begin INFORMATION GIVEN
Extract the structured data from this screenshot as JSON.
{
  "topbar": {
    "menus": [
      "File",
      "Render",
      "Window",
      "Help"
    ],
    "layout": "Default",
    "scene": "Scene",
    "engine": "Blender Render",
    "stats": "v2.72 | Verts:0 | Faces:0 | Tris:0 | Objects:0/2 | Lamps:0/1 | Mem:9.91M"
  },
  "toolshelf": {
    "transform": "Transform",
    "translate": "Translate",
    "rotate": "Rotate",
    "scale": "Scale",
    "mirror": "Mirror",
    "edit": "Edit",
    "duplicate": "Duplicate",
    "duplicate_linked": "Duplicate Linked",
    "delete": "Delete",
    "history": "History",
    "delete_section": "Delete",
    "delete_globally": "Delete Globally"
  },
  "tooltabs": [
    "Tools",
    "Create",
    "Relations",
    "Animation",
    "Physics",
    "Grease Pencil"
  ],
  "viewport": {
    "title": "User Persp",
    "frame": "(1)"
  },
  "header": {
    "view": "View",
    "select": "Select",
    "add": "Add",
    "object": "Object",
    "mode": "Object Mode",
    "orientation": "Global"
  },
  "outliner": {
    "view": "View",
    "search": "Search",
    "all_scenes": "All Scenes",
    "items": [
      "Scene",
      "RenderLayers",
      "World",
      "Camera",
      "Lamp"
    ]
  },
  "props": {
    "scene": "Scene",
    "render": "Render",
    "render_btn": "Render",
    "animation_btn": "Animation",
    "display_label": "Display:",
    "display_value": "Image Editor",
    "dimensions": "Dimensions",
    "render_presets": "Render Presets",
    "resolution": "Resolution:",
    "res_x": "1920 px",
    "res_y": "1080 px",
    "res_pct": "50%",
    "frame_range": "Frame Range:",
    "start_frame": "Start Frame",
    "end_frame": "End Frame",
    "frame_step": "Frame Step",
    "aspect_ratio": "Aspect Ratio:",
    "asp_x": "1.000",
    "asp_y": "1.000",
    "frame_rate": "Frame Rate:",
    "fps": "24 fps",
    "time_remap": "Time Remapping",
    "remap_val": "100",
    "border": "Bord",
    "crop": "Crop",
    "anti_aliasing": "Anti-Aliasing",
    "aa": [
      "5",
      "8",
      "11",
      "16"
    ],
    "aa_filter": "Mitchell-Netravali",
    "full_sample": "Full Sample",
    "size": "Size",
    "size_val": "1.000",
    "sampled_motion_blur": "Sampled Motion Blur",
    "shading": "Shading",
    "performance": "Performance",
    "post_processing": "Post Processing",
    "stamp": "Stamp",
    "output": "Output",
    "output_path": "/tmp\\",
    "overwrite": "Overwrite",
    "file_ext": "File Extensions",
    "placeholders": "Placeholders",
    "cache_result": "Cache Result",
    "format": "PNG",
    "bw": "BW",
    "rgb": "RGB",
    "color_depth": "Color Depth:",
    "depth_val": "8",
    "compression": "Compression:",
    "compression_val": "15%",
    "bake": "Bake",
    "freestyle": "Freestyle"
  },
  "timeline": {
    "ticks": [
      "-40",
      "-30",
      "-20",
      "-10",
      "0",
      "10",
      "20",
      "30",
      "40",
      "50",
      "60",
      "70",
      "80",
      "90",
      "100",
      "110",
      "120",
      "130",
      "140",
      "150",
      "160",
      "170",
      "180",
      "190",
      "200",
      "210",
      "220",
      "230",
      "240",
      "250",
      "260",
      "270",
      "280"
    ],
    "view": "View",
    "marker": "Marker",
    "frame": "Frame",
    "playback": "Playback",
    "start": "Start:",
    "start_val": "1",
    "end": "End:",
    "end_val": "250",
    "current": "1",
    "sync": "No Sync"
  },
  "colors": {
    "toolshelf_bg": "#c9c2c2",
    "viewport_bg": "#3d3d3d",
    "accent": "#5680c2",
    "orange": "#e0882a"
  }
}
end INFORMATION GIVEN
▸ **REQUEST**
Reproduce each record exactly, leaving nothing out.

▸ **REPLY**
Extract the structured data from this screenshot as JSON.
{
  "topbar": {
    "menus": [
      "File",
      "Render",
      "Window",
      "Help"
    ],
    "layout": "Default",
    "scene": "Scene",
    "engine": "Blender Render",
    "stats": "v2.72 | Verts:0 | Faces:0 | Tris:0 | Objects:0/2 | Lamps:0/1 | Mem:9.91M"
  },
  "toolshelf": {
    "transform": "Transform",
    "translate": "Translate",
    "rotate": "Rotate",
    "scale": "Scale",
    "mirror": "Mirror",
    "edit": "Edit",
    "duplicate": "Duplicate",
    "duplicate_linked": "Duplicate Linked",
    "delete": "Delete",
    "history": "History",
    "delete_section": "Delete",
    "delete_globally": "Delete Globally"
  },
  "tooltabs": [
    "Tools",
    "Create",
    "Relations",
    "Animation",
    "Physics",
    "Grease Pencil"
  ],
  "viewport": {
    "title": "User Persp",
    "frame": "(1)"
  },
  "header": {
    "view": "View",
    "select": "Select",
    "add": "Add",
    "object": "Object",
    "mode": "Object Mode",
    "orientation": "Global"
  },
  "outliner": {
    "view": "View",
    "search": "Search",
    "all_scenes": "All Scenes",
    "items": [
      "Scene",
      "RenderLayers",
      "World",
      "Camera",
      "Lamp"
    ]
  },
  "props": {
    "scene": "Scene",
    "render": "Render",
    "render_btn": "Render",
    "animation_btn": "Animation",
    "display_label": "Display:",
    "display_value": "Image Editor",
    "dimensions": "Dimensions",
    "render_presets": "Render Presets",
    "resolution": "Resolution:",
    "res_x": "1920 px",
    "res_y": "1080 px",
    "res_pct": "50%",
    "frame_range": "Frame Range:",
    "start_frame": "Start Frame",
    "end_frame": "End Frame",
    "frame_step": "Frame Step",
    "aspect_ratio": "Aspect Ratio:",
    "asp_x": "1.000",
    "asp_y": "1.000",
    "frame_rate": "Frame Rate:",
    "fps": "24 fps",
    "time_remap": "Time Remapping",
    "remap_val": "100",
    "border": "Bord",
    "crop": "Crop",
    "anti_aliasing": "Anti-Aliasing",
    "aa": [
      "5",
      "8",
      "11",
      "16"
    ],
    "aa_filter": "Mitchell-Netravali",
    "full_sample": "Full Sample",
    "size": "Size",
    "size_val": "1.000",
    "sampled_motion_blur": "Sampled Motion Blur",
    "shading": "Shading",
    "performance": "Performance",
    "post_processing": "Post Processing",
    "stamp": "Stamp",
    "output": "Output",
    "output_path": "/tmp\\",
    "overwrite": "Overwrite",
    "file_ext": "File Extensions",
    "placeholders": "Placeholders",
    "cache_result": "Cache Result",
    "format": "PNG",
    "bw": "BW",
    "rgb": "RGB",
    "color_depth": "Color Depth:",
    "depth_val": "8",
    "compression": "Compression:",
    "compression_val": "15%",
    "bake": "Bake",
    "freestyle": "Freestyle"
  },
  "timeline": {
    "ticks": [
      "-40",
      "-30",
      "-20",
      "-10",
      "0",
      "10",
      "20",
      "30",
      "40",
      "50",
      "60",
      "70",
      "80",
      "90",
      "100",
      "110",
      "120",
      "130",
      "140",
      "150",
      "160",
      "170",
      "180",
      "190",
      "200",
      "210",
      "220",
      "230",
      "240",
      "250",
      "260",
      "270",
      "280"
    ],
    "view": "View",
    "marker": "Marker",
    "frame": "Frame",
    "playback": "Playback",
    "start": "Start:",
    "start_val": "1",
    "end": "End:",
    "end_val": "250",
    "current": "1",
    "sync": "No Sync"
  },
  "colors": {
    "toolshelf_bg": "#c9c2c2",
    "viewport_bg": "#3d3d3d",
    "accent": "#5680c2",
    "orange": "#e0882a"
  }
}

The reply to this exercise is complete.